→ **PROBLEM DETAILS**:
Copy all the data exactly, except the pictures.
— begin PROVIDED RECORDS —
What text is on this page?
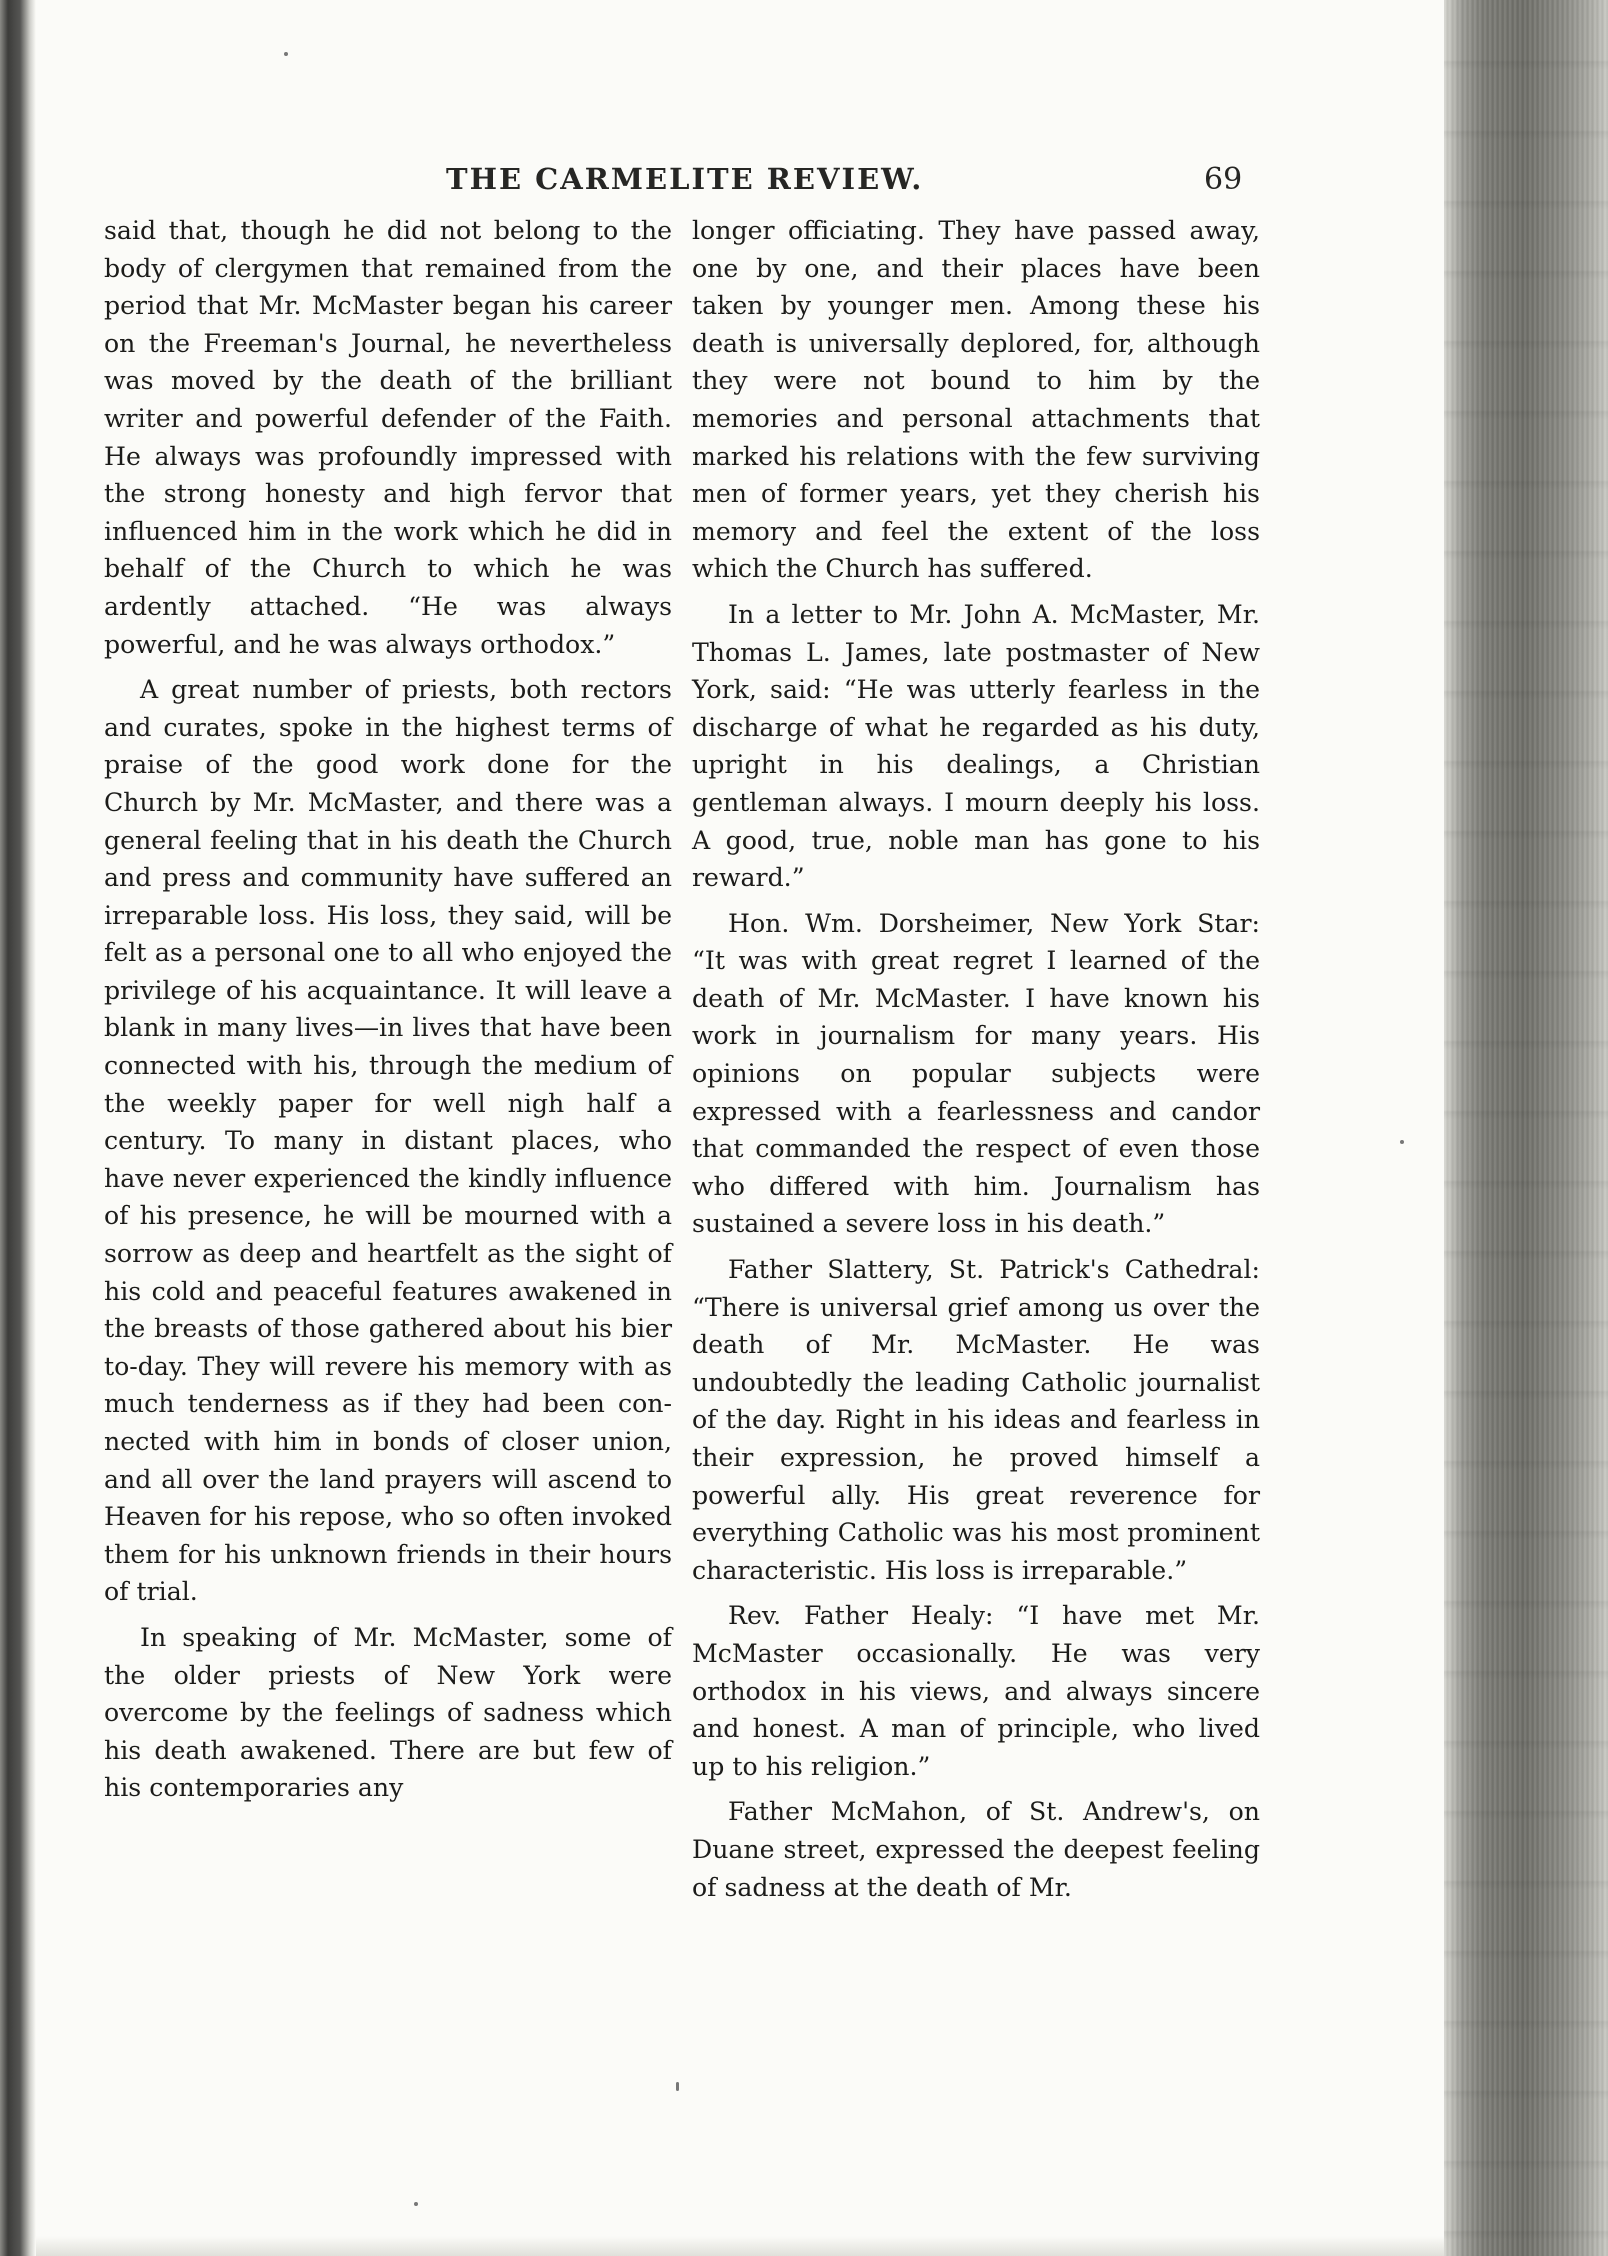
THE CARMELITE REVIEW.	69

said that, though he did not belong to the body of clergymen that remained from the period that Mr. McMaster began his career on the Freeman's Journal, he nevertheless was moved by the death of the brilliant writer and powerful defender of the Faith. He always was profoundly impressed with the strong honesty and high fervor that influenced him in the work which he did in behalf of the Church to which he was ardently attached. “He was always powerful, and he was always orthodox.”

A great number of priests, both rectors and curates, spoke in the highest terms of praise of the good work done for the Church by Mr. McMaster, and there was a general feeling that in his death the Church and press and community have suffered an irreparable loss. His loss, they said, will be felt as a personal one to all who enjoyed the privilege of his acquaintance. It will leave a blank in many lives—in lives that have been connected with his, through the medium of the weekly paper for well nigh half a century. To many in distant places, who have never experienced the kindly influence of his presence, he will be mourned with a sorrow as deep and heartfelt as the sight of his cold and peaceful features awakened in the breasts of those gathered about his bier to-day. They will revere his memory with as much tenderness as if they had been connected with him in bonds of closer union, and all over the land prayers will ascend to Heaven for his repose, who so often invoked them for his unknown friends in their hours of trial.

In speaking of Mr. McMaster, some of the older priests of New York were overcome by the feelings of sadness which his death awakened. There are but few of his contemporaries any

longer officiating. They have passed away, one by one, and their places have been taken by younger men. Among these his death is universally deplored, for, although they were not bound to him by the memories and personal attachments that marked his relations with the few surviving men of former years, yet they cherish his memory and feel the extent of the loss which the Church has suffered.

In a letter to Mr. John A. McMaster, Mr. Thomas L. James, late postmaster of New York, said: “He was utterly fearless in the discharge of what he regarded as his duty, upright in his dealings, a Christian gentleman always. I mourn deeply his loss. A good, true, noble man has gone to his reward.”

Hon. Wm. Dorsheimer, New York Star: “It was with great regret I learned of the death of Mr. McMaster. I have known his work in journalism for many years. His opinions on popular subjects were expressed with a fearlessness and candor that commanded the respect of even those who differed with him. Journalism has sustained a severe loss in his death.”

Father Slattery, St. Patrick's Cathedral: “There is universal grief among us over the death of Mr. McMaster. He was undoubtedly the leading Catholic journalist of the day. Right in his ideas and fearless in their expression, he proved himself a powerful ally. His great reverence for everything Catholic was his most prominent characteristic. His loss is irreparable.”

Rev. Father Healy: “I have met Mr. McMaster occasionally. He was very orthodox in his views, and always sincere and honest. A man of principle, who lived up to his religion.”

Father McMahon, of St. Andrew's, on Duane street, expressed the deepest feeling of sadness at the death of Mr.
— end PROVIDED RECORDS —
→ **EXPECTED OUTPUT**:
What text is on this page?
THE CARMELITE REVIEW.	69

said that, though he did not belong to the body of clergymen that remained from the period that Mr. McMaster began his career on the Freeman's Journal, he nevertheless was moved by the death of the brilliant writer and powerful defender of the Faith. He always was profoundly impressed with the strong honesty and high fervor that influenced him in the work which he did in behalf of the Church to which he was ardently attached. “He was always powerful, and he was always orthodox.”

A great number of priests, both rectors and curates, spoke in the highest terms of praise of the good work done for the Church by Mr. McMaster, and there was a general feeling that in his death the Church and press and community have suffered an irreparable loss. His loss, they said, will be felt as a personal one to all who enjoyed the privilege of his acquaintance. It will leave a blank in many lives—in lives that have been connected with his, through the medium of the weekly paper for well nigh half a century. To many in distant places, who have never experienced the kindly influence of his presence, he will be mourned with a sorrow as deep and heartfelt as the sight of his cold and peaceful features awakened in the breasts of those gathered about his bier to-day. They will revere his memory with as much tenderness as if they had been connected with him in bonds of closer union, and all over the land prayers will ascend to Heaven for his repose, who so often invoked them for his unknown friends in their hours of trial.

In speaking of Mr. McMaster, some of the older priests of New York were overcome by the feelings of sadness which his death awakened. There are but few of his contemporaries any

longer officiating. They have passed away, one by one, and their places have been taken by younger men. Among these his death is universally deplored, for, although they were not bound to him by the memories and personal attachments that marked his relations with the few surviving men of former years, yet they cherish his memory and feel the extent of the loss which the Church has suffered.

In a letter to Mr. John A. McMaster, Mr. Thomas L. James, late postmaster of New York, said: “He was utterly fearless in the discharge of what he regarded as his duty, upright in his dealings, a Christian gentleman always. I mourn deeply his loss. A good, true, noble man has gone to his reward.”

Hon. Wm. Dorsheimer, New York Star: “It was with great regret I learned of the death of Mr. McMaster. I have known his work in journalism for many years. His opinions on popular subjects were expressed with a fearlessness and candor that commanded the respect of even those who differed with him. Journalism has sustained a severe loss in his death.”

Father Slattery, St. Patrick's Cathedral: “There is universal grief among us over the death of Mr. McMaster. He was undoubtedly the leading Catholic journalist of the day. Right in his ideas and fearless in their expression, he proved himself a powerful ally. His great reverence for everything Catholic was his most prominent characteristic. His loss is irreparable.”

Rev. Father Healy: “I have met Mr. McMaster occasionally. He was very orthodox in his views, and always sincere and honest. A man of principle, who lived up to his religion.”

Father McMahon, of St. Andrew's, on Duane street, expressed the deepest feeling of sadness at the death of Mr.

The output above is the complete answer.